Dataset content –
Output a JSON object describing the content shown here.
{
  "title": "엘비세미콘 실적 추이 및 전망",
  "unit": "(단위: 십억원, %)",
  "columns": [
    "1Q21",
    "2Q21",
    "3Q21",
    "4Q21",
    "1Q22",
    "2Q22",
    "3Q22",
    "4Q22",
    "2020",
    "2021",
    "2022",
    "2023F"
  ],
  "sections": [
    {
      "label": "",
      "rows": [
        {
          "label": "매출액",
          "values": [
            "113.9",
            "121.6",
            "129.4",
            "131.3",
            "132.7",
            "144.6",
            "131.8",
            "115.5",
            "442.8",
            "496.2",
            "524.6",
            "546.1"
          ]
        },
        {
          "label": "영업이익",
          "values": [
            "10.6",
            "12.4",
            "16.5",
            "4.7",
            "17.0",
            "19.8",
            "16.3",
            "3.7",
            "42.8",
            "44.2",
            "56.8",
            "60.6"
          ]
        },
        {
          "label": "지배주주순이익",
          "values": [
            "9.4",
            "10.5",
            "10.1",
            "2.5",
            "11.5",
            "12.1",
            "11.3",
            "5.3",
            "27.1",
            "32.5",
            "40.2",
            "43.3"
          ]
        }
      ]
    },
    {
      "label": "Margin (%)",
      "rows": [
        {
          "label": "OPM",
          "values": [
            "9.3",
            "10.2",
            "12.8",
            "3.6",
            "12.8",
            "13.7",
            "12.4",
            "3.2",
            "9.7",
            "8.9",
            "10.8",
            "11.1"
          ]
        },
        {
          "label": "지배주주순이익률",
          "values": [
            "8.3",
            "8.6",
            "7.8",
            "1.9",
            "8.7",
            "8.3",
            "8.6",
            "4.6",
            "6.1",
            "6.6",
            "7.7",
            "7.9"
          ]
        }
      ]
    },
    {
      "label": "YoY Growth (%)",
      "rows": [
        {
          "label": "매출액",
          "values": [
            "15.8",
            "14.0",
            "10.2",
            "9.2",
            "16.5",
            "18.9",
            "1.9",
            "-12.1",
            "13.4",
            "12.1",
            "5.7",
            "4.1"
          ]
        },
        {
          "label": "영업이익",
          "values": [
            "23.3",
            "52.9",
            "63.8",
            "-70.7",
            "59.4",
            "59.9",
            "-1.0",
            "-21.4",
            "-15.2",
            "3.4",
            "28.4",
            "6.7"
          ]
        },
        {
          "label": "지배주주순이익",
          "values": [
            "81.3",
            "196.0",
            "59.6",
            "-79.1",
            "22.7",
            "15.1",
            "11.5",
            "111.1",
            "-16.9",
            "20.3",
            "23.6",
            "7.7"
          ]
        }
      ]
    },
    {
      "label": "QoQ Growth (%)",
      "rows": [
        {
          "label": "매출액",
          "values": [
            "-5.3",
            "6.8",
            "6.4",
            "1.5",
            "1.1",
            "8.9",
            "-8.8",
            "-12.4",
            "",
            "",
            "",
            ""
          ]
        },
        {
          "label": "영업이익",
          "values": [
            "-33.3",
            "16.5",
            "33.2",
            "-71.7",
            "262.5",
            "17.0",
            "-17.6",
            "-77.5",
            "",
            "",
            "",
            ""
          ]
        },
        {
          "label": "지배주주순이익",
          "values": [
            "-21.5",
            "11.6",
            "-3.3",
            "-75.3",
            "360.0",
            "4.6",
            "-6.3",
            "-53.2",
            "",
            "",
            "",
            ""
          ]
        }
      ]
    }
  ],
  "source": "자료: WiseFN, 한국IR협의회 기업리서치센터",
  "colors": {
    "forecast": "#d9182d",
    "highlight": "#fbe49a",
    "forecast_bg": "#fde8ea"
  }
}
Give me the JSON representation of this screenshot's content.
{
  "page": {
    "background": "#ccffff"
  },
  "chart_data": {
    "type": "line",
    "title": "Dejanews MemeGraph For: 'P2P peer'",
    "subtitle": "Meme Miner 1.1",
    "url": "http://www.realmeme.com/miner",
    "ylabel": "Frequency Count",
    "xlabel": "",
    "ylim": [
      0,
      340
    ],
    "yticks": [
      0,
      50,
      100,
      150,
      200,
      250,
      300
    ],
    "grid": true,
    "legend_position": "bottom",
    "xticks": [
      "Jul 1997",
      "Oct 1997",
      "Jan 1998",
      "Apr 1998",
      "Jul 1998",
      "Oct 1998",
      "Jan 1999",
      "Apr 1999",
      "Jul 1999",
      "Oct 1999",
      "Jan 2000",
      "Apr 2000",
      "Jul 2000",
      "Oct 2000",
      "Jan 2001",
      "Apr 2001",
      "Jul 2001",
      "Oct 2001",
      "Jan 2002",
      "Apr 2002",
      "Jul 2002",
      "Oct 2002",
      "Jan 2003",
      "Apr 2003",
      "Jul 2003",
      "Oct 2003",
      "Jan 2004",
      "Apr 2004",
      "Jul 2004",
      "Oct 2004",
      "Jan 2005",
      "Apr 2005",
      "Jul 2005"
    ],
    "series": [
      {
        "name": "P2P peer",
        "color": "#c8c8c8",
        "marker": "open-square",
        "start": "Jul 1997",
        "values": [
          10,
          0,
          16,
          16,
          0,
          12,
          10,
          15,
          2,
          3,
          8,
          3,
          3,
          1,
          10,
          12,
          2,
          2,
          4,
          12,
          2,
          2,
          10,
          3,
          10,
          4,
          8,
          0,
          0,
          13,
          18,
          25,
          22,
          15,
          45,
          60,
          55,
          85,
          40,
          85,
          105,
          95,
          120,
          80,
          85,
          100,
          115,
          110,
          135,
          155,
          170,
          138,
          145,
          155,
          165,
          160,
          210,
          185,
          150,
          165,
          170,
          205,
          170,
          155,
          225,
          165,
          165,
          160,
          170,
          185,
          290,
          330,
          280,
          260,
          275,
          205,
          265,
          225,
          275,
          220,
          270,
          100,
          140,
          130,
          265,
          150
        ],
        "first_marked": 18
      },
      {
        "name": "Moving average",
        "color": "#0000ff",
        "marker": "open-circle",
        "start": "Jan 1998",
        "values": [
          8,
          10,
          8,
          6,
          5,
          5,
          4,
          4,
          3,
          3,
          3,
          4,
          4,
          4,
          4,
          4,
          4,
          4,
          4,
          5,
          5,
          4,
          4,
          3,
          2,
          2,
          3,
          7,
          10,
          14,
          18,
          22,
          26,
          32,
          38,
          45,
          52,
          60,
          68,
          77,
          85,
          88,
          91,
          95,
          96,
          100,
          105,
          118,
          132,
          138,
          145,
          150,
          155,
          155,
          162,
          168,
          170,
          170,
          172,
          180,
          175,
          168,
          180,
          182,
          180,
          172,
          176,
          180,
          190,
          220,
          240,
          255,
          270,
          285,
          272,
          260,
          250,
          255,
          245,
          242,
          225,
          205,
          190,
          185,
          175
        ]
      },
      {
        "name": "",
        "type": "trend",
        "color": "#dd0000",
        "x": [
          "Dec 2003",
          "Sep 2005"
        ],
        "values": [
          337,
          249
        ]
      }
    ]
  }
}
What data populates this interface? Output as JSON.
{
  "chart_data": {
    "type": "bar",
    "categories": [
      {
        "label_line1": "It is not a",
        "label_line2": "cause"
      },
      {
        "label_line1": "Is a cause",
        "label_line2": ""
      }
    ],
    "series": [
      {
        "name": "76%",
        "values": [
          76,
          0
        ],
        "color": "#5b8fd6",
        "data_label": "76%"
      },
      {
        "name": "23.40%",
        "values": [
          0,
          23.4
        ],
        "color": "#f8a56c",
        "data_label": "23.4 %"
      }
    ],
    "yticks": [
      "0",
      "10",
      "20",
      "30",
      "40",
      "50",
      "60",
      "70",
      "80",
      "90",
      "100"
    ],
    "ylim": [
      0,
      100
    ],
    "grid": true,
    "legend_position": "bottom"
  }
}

What to work on – Using the material above, extract the line that contains "What data populates" and every line after it, exactly as given; stop at the last line.

Result for this task –
What data populates this interface? Output as JSON.
{
  "chart_data": {
    "type": "bar",
    "categories": [
      {
        "label_line1": "It is not a",
        "label_line2": "cause"
      },
      {
        "label_line1": "Is a cause",
        "label_line2": ""
      }
    ],
    "series": [
      {
        "name": "76%",
        "values": [
          76,
          0
        ],
        "color": "#5b8fd6",
        "data_label": "76%"
      },
      {
        "name": "23.40%",
        "values": [
          0,
          23.4
        ],
        "color": "#f8a56c",
        "data_label": "23.4 %"
      }
    ],
    "yticks": [
      "0",
      "10",
      "20",
      "30",
      "40",
      "50",
      "60",
      "70",
      "80",
      "90",
      "100"
    ],
    "ylim": [
      0,
      100
    ],
    "grid": true,
    "legend_position": "bottom"
  }
}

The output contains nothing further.